- The exercise
Extract every line that contains the word "соответствии".

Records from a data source
┄┄┄┄┄┄┄┄┄┄┄┄┄┄┄┄┄┄┄┄

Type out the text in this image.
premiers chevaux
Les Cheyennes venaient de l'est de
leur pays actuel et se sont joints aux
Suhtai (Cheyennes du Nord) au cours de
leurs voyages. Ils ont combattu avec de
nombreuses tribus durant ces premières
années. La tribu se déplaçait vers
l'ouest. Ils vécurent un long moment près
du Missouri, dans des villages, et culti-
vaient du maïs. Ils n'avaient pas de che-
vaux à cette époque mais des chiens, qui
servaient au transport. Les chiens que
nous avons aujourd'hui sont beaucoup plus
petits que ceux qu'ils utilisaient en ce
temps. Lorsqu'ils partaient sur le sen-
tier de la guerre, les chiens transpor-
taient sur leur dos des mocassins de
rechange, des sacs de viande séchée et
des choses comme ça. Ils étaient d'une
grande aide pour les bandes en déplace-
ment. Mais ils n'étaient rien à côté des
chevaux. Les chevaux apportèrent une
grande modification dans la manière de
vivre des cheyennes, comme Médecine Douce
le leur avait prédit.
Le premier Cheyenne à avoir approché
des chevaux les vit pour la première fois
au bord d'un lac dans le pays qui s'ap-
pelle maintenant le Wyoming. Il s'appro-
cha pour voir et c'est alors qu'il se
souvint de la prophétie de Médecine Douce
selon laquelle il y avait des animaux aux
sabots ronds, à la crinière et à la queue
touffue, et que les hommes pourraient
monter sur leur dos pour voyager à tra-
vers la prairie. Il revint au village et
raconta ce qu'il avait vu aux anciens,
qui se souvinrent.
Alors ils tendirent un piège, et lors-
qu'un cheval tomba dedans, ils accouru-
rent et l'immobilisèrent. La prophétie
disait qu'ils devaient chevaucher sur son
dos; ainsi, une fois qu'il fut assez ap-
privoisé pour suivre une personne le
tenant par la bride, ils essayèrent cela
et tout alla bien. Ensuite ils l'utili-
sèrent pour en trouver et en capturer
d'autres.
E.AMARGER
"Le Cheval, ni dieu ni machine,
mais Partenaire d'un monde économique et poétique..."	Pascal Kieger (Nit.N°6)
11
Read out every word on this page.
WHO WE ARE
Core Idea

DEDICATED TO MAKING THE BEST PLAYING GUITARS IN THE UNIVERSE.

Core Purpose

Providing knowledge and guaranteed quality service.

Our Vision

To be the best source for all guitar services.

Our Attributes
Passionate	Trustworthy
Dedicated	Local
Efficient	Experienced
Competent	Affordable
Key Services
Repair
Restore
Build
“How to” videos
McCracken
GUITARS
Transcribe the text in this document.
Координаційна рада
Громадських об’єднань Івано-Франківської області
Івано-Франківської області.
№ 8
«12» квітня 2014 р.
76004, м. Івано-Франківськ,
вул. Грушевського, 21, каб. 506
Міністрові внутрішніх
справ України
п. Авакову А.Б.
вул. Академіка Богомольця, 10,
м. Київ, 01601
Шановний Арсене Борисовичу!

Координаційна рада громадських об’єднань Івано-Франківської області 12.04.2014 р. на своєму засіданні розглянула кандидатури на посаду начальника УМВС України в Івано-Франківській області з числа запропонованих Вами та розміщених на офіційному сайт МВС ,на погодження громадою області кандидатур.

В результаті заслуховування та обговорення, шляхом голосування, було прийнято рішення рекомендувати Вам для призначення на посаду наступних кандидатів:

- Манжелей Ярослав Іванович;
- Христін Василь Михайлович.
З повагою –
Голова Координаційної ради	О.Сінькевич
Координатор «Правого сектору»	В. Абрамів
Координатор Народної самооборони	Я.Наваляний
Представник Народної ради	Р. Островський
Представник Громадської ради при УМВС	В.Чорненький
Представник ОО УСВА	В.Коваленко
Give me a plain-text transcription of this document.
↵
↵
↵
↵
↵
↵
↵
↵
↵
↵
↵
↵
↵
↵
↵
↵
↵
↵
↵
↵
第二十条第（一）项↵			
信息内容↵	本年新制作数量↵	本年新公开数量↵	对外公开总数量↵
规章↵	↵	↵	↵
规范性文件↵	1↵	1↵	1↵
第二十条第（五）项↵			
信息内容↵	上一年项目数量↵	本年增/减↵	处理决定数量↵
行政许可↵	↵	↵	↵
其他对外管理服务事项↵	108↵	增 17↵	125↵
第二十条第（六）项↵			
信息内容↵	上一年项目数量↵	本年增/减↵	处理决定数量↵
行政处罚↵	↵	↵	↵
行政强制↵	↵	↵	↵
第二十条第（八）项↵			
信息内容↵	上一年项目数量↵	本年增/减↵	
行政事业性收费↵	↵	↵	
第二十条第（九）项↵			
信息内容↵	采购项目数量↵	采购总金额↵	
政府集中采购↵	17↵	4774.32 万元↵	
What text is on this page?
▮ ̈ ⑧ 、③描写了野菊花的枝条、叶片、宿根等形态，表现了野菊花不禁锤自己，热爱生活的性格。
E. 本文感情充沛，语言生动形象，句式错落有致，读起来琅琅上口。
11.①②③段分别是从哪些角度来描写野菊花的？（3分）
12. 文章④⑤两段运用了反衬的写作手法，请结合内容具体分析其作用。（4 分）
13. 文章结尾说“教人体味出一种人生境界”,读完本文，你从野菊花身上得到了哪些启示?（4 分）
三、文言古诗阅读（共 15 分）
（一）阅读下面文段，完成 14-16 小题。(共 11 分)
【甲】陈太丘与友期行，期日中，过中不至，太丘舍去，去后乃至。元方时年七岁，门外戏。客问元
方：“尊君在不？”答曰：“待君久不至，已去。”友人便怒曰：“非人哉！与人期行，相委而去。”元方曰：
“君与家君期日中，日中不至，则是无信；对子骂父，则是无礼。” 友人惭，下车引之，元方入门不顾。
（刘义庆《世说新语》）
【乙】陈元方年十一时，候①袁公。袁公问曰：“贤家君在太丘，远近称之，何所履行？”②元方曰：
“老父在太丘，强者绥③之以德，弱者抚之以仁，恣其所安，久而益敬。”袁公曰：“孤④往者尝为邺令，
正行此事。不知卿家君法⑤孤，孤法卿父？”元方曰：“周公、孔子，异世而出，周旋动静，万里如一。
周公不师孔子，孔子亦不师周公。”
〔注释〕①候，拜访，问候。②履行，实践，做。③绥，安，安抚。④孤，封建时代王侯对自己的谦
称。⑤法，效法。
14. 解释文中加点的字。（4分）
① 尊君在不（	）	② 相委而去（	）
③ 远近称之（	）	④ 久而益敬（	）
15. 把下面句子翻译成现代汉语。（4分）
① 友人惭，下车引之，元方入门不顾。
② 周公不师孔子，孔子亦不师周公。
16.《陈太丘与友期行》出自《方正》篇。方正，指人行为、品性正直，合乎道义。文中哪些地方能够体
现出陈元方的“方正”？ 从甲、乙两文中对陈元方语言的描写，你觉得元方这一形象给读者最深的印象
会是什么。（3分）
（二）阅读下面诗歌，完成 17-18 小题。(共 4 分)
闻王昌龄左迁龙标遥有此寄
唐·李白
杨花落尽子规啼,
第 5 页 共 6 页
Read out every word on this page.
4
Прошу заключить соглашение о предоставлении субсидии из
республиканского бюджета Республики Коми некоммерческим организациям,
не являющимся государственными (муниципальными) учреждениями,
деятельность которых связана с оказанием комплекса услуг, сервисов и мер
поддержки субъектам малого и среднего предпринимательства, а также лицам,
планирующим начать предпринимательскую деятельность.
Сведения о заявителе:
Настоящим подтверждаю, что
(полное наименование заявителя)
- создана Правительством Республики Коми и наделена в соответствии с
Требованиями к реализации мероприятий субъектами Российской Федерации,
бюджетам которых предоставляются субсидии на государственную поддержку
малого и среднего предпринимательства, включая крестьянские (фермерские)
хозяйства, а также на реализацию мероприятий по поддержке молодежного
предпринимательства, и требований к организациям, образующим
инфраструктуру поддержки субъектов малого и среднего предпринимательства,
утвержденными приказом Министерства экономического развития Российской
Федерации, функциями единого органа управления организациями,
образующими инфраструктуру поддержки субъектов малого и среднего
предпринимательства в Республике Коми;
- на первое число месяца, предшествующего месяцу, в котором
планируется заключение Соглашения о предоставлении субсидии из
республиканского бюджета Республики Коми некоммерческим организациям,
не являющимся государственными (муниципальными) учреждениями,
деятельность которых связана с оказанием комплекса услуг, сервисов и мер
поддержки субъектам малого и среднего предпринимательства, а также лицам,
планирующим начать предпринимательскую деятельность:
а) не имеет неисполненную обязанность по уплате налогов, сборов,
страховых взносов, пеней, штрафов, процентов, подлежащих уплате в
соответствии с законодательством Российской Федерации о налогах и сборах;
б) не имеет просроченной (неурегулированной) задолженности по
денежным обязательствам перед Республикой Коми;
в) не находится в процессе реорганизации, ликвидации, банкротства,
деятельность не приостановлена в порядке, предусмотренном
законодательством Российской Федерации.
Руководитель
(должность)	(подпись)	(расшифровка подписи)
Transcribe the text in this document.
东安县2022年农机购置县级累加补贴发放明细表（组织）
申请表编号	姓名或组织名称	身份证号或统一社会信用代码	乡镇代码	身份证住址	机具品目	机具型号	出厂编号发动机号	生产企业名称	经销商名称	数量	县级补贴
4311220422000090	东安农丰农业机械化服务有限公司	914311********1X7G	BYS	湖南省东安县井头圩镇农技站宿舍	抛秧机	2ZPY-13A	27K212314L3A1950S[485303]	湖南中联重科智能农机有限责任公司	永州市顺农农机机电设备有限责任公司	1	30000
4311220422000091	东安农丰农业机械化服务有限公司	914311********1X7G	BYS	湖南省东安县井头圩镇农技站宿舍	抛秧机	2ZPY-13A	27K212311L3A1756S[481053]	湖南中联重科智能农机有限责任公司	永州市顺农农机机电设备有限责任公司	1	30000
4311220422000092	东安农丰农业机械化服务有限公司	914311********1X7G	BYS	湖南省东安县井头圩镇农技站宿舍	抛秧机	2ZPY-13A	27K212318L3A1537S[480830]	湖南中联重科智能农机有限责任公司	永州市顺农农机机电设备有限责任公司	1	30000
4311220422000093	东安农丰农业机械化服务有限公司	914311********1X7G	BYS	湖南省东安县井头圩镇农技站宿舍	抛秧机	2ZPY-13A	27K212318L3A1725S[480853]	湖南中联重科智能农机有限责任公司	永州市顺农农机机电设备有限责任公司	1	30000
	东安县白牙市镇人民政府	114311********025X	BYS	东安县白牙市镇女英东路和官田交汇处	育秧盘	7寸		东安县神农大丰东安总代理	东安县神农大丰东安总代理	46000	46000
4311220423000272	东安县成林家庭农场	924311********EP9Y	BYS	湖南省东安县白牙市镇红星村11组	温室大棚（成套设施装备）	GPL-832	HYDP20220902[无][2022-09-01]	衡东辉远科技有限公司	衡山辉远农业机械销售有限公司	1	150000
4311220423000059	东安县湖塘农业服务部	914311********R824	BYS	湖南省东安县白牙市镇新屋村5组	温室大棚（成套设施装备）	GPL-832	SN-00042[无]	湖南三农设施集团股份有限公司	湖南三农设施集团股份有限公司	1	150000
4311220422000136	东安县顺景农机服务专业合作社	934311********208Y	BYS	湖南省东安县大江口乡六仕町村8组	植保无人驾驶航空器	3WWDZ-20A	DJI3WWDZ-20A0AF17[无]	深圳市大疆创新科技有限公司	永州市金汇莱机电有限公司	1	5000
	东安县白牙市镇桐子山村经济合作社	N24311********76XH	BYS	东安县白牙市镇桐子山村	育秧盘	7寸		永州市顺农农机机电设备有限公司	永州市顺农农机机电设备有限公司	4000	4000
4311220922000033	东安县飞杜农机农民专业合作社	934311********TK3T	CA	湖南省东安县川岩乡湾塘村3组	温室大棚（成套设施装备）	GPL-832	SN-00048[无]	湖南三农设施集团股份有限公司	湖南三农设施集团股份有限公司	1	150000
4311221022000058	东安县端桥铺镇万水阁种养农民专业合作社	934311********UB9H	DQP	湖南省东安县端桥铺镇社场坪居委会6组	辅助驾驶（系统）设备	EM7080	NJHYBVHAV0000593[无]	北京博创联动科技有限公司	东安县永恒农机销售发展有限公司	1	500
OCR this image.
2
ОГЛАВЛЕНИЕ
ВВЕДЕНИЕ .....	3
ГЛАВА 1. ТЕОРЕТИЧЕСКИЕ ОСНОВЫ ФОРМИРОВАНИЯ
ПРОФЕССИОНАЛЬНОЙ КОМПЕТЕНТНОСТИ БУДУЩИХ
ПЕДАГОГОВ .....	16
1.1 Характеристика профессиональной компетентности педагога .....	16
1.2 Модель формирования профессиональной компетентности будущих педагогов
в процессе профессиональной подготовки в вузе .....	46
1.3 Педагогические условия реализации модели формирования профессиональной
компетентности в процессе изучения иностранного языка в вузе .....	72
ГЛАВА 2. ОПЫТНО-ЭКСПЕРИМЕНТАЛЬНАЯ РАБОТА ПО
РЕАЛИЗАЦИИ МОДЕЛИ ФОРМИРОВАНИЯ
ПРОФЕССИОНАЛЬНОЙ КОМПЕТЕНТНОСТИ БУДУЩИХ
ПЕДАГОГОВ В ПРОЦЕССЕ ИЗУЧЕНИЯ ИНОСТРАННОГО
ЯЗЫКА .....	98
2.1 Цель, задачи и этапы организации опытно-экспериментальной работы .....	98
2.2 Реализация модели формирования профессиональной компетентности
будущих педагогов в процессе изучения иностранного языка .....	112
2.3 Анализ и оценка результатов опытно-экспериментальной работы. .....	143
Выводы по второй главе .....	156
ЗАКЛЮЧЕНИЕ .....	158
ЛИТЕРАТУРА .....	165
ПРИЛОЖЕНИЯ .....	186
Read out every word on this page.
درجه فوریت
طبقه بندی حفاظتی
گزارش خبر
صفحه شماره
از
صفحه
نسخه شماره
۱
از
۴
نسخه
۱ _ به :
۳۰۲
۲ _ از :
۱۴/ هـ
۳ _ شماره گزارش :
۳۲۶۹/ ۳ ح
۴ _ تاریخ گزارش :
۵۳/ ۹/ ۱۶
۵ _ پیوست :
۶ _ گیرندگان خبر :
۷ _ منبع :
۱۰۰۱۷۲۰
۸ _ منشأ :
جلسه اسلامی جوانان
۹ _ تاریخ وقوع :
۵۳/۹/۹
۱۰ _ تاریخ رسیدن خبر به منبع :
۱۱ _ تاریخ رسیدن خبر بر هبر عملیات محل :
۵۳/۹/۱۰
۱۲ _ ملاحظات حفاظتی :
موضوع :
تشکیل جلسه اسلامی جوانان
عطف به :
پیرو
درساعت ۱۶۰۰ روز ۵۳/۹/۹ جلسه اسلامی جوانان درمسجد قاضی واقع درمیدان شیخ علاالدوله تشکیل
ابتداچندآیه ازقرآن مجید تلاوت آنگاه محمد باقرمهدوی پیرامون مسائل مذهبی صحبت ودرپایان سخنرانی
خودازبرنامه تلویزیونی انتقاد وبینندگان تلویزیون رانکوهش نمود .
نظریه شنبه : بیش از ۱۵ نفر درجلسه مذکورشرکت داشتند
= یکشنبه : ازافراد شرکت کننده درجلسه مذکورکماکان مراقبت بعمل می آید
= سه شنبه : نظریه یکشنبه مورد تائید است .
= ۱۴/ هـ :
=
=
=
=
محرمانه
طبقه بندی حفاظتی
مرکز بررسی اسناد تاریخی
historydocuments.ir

┄┄┄┄┄┄┄┄┄┄┄┄┄┄┄┄┄┄┄┄

- Task solution
- создана Правительством Республики Коми и наделена в соответствии с
соответствии с законодательством Российской Федерации о налогах и сборах;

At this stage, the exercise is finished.